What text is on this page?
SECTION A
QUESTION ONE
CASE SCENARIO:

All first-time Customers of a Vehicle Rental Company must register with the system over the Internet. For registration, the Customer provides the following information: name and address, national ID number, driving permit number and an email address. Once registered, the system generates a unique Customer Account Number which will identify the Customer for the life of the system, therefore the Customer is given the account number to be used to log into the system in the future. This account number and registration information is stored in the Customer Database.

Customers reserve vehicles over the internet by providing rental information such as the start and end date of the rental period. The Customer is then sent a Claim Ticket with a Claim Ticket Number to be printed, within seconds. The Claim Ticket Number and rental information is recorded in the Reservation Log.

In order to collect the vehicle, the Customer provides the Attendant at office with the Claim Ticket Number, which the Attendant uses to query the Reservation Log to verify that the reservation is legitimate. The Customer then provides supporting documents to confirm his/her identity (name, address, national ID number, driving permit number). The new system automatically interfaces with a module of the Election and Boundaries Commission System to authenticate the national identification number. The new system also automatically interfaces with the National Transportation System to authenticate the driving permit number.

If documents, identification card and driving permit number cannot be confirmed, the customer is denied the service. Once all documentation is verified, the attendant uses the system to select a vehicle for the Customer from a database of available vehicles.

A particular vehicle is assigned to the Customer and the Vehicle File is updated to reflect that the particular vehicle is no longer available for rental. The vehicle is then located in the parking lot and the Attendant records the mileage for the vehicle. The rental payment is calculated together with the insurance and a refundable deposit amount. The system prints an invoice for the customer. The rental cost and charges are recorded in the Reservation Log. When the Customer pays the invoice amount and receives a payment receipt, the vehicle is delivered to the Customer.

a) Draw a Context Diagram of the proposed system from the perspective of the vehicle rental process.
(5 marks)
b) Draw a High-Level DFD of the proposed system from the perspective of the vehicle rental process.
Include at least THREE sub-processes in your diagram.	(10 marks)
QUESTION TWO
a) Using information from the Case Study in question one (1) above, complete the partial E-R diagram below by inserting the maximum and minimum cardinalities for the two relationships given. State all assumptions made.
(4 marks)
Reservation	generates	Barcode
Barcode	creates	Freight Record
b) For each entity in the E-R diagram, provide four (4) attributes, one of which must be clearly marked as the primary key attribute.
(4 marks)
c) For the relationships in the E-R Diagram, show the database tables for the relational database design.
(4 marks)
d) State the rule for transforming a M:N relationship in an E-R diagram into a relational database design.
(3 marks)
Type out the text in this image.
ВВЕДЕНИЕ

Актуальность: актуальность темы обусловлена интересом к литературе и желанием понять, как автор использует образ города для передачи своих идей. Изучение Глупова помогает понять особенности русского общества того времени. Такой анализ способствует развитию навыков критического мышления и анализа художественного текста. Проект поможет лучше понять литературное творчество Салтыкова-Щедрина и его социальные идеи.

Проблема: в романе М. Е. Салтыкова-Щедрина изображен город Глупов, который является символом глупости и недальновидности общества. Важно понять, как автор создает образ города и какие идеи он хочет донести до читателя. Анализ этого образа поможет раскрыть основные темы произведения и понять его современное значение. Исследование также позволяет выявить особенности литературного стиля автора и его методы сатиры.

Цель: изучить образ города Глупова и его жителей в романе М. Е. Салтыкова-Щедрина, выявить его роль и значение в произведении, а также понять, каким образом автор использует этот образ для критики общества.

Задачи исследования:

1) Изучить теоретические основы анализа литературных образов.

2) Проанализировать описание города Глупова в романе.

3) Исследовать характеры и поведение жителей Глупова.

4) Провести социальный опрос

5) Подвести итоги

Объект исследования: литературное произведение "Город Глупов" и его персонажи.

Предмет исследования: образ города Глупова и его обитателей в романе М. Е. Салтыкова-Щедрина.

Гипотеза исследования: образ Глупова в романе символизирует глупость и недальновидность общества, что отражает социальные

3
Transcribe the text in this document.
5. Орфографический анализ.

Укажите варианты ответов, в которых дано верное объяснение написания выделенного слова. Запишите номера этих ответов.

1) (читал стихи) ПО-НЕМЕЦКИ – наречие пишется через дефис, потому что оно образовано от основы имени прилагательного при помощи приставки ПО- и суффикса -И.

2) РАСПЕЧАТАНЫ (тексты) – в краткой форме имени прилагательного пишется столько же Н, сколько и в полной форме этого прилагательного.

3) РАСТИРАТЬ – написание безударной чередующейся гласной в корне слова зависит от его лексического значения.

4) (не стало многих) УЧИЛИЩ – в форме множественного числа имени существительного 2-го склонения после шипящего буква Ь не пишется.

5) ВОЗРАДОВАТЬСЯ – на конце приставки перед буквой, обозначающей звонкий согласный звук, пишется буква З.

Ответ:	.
───
Transcribe word for word the lines from the one holding "Transcribe the text in this document." to the last line of the listing above, inclusive.

■ EXERCISE SOLUTION:
Transcribe the text in this document.
5. Орфографический анализ.

Укажите варианты ответов, в которых дано верное объяснение написания выделенного слова. Запишите номера этих ответов.

1) (читал стихи) ПО-НЕМЕЦКИ – наречие пишется через дефис, потому что оно образовано от основы имени прилагательного при помощи приставки ПО- и суффикса -И.

2) РАСПЕЧАТАНЫ (тексты) – в краткой форме имени прилагательного пишется столько же Н, сколько и в полной форме этого прилагательного.

3) РАСТИРАТЬ – написание безударной чередующейся гласной в корне слова зависит от его лексического значения.

4) (не стало многих) УЧИЛИЩ – в форме множественного числа имени существительного 2-го склонения после шипящего буква Ь не пишется.

5) ВОЗРАДОВАТЬСЯ – на конце приставки перед буквой, обозначающей звонкий согласный звук, пишется буква З.

Ответ:	.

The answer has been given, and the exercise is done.